[Work instructions]
Comb the records below for the string "data" and copy each line where it turns up.
## Begin Records to use
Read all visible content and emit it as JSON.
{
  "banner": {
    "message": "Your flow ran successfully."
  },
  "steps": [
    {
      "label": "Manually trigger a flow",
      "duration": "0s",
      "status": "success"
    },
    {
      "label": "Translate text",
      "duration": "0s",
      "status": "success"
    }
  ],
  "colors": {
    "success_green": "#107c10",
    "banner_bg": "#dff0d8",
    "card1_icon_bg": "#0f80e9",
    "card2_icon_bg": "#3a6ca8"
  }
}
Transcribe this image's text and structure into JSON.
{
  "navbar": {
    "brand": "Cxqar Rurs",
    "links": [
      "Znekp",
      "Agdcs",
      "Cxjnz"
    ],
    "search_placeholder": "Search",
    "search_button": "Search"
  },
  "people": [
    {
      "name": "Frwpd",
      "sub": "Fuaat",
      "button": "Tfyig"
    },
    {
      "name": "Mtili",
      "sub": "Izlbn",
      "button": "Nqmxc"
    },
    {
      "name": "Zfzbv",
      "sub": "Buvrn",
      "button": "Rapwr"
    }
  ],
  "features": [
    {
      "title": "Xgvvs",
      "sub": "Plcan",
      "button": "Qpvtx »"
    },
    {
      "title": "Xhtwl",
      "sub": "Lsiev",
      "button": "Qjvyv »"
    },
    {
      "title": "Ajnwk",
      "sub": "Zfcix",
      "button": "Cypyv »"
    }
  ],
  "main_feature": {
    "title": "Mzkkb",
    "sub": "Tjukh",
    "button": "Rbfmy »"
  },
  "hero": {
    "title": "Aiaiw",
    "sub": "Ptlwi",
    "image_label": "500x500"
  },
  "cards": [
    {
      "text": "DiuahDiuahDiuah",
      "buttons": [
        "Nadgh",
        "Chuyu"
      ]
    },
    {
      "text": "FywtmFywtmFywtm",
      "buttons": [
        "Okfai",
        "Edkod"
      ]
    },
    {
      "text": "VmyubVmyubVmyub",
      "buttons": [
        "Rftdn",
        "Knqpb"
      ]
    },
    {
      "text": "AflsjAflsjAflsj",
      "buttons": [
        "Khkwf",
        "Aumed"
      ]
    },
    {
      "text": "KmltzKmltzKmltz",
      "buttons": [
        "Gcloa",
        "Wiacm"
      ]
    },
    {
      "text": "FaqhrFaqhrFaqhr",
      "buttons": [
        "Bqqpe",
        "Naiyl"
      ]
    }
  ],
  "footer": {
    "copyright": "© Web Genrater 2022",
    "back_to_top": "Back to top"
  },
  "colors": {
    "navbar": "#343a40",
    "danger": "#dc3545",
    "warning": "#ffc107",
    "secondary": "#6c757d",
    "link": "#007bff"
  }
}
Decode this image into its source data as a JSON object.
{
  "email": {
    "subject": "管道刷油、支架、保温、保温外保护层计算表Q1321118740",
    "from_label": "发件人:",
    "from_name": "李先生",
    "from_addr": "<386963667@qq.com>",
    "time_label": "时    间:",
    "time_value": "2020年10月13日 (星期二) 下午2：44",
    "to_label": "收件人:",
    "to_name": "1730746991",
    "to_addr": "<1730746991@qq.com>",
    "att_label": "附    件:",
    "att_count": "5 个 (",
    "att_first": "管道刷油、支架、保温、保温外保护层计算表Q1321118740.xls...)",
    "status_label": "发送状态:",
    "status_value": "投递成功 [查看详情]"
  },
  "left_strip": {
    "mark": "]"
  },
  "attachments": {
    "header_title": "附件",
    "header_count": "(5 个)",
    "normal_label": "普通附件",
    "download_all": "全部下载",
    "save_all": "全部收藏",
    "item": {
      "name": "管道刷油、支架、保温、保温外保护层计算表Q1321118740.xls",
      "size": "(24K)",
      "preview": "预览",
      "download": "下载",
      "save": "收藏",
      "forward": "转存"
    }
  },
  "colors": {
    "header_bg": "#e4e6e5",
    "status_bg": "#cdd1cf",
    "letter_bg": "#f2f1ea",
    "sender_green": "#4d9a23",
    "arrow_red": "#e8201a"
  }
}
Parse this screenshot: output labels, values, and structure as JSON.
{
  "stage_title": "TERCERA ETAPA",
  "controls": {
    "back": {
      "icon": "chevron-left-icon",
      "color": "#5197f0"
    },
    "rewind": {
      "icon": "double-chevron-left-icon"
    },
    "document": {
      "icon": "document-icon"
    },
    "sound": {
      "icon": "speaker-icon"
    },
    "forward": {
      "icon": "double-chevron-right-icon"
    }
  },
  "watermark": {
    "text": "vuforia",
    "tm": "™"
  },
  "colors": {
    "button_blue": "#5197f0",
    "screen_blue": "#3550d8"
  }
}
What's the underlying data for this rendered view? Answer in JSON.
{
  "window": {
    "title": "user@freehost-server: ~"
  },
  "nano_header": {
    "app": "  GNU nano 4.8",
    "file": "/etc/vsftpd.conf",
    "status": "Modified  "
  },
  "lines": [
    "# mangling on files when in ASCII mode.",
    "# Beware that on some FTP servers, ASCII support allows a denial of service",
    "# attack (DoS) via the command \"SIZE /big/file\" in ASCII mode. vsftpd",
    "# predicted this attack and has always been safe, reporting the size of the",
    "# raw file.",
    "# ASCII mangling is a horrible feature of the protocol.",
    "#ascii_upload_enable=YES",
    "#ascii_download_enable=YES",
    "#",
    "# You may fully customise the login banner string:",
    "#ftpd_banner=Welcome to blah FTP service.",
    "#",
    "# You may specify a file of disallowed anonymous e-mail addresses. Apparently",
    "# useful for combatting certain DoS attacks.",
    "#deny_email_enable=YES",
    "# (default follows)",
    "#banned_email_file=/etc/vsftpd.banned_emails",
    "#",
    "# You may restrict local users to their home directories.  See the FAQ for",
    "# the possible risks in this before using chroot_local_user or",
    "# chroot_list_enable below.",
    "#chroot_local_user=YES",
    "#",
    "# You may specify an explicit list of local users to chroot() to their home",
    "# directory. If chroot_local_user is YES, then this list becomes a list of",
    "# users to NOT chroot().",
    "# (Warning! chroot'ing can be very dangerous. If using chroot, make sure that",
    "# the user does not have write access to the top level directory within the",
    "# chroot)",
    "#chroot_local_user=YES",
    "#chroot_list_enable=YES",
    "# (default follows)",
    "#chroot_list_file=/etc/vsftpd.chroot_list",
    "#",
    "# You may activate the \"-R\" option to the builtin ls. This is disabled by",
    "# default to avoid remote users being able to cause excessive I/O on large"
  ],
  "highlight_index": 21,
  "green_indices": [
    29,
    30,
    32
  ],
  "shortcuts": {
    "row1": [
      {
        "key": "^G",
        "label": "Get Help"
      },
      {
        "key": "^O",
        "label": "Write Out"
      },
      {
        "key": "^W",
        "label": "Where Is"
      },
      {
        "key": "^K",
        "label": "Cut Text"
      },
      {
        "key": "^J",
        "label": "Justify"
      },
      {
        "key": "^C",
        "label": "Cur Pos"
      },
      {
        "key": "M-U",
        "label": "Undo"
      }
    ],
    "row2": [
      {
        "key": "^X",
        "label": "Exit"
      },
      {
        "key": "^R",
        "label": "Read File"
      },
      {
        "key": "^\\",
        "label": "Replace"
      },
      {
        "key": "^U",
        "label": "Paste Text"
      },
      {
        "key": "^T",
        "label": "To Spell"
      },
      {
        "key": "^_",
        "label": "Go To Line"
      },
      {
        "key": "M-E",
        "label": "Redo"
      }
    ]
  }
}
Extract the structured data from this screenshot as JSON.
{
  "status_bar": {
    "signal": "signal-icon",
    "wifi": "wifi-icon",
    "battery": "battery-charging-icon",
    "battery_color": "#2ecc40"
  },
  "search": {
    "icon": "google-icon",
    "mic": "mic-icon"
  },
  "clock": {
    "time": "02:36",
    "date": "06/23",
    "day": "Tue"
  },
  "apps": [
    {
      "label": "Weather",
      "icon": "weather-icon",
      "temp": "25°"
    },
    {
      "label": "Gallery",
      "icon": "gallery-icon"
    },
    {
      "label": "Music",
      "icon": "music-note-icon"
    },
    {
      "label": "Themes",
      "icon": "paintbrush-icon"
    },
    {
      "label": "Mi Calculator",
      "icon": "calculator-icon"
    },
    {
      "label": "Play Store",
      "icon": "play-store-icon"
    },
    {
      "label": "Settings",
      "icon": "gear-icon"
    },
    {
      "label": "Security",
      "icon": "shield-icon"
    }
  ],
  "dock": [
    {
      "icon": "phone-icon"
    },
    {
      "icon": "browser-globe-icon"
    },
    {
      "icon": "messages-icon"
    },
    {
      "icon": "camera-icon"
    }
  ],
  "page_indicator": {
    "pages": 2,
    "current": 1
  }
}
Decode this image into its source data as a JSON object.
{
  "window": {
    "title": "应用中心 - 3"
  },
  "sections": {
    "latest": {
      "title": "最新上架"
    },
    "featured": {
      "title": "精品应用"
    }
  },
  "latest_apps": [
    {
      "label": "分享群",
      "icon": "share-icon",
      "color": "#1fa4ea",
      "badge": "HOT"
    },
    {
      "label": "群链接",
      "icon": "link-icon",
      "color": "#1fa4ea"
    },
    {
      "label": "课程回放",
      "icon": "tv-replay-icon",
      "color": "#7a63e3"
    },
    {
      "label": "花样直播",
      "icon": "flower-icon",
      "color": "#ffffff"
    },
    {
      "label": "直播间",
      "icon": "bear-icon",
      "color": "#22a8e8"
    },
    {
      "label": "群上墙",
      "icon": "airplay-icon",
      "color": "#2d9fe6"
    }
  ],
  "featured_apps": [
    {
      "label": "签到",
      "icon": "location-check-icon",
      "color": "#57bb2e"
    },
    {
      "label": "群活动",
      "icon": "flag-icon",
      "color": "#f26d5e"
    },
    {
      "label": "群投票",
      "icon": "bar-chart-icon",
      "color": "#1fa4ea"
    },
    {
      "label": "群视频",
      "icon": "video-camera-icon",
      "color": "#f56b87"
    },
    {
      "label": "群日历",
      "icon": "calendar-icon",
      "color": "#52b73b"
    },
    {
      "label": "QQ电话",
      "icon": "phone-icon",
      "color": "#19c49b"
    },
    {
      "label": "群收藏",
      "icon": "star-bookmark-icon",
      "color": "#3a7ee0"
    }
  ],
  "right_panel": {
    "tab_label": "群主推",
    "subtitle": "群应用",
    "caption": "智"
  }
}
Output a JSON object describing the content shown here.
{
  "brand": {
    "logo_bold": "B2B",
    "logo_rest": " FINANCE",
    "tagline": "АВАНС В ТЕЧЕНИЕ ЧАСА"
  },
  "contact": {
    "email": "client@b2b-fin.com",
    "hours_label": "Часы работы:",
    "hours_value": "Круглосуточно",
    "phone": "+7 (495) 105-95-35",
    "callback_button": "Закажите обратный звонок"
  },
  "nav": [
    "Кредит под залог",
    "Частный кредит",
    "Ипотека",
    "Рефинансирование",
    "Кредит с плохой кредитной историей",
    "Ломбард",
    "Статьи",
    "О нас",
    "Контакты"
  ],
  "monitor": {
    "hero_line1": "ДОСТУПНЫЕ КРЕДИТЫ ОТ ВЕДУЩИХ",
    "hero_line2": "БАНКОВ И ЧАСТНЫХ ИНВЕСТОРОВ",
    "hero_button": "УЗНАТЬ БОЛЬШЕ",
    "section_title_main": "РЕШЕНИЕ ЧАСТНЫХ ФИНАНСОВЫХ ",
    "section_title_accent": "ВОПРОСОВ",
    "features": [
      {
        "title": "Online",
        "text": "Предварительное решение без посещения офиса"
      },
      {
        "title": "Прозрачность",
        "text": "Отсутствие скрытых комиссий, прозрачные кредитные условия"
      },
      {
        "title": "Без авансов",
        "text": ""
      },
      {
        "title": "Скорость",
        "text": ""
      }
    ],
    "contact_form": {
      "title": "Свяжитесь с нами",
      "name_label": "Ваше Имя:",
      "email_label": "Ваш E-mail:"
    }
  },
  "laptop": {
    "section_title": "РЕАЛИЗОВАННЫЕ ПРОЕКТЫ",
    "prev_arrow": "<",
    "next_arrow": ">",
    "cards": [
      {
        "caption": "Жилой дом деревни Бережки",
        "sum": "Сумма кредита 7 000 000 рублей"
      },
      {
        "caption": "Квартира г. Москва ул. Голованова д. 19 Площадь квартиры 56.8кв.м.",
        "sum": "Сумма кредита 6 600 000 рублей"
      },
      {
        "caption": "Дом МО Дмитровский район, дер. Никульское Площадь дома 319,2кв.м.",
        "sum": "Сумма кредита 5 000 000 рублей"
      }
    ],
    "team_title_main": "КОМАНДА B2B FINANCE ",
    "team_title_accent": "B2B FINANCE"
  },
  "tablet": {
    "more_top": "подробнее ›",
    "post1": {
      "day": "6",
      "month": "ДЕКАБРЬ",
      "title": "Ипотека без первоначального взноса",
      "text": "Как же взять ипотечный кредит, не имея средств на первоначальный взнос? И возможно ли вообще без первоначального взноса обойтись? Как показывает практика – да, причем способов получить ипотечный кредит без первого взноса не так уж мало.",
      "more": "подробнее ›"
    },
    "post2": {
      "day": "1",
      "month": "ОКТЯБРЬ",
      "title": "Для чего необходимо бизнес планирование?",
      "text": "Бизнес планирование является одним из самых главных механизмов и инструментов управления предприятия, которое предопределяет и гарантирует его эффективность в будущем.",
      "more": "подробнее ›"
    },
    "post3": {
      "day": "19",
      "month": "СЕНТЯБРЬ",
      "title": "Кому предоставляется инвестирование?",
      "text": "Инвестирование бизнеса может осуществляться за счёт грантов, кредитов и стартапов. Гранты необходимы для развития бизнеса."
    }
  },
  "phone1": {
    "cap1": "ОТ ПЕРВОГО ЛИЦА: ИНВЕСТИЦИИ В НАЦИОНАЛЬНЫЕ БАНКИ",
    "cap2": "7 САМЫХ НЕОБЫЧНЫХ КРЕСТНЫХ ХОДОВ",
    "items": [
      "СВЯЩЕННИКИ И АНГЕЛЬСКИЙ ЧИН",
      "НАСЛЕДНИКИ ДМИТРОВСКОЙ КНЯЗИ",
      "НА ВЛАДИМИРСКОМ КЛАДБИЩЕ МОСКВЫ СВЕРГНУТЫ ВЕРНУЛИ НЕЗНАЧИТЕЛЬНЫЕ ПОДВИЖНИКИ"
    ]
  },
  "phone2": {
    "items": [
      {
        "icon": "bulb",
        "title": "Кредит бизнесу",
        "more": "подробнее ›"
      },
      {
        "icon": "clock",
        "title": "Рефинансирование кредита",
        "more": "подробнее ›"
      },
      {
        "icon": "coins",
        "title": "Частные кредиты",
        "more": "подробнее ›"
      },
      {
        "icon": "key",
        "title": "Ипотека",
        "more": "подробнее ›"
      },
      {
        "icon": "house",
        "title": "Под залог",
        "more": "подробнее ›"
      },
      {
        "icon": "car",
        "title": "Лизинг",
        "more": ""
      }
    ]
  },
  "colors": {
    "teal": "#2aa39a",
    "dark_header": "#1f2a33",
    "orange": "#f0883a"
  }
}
## End Records to use
[The solution]
Decode this image into its source data as a JSON object.
What's the underlying data for this rendered view? Answer in JSON.
Extract the structured data from this screenshot as JSON.
Decode this image into its source data as a JSON object.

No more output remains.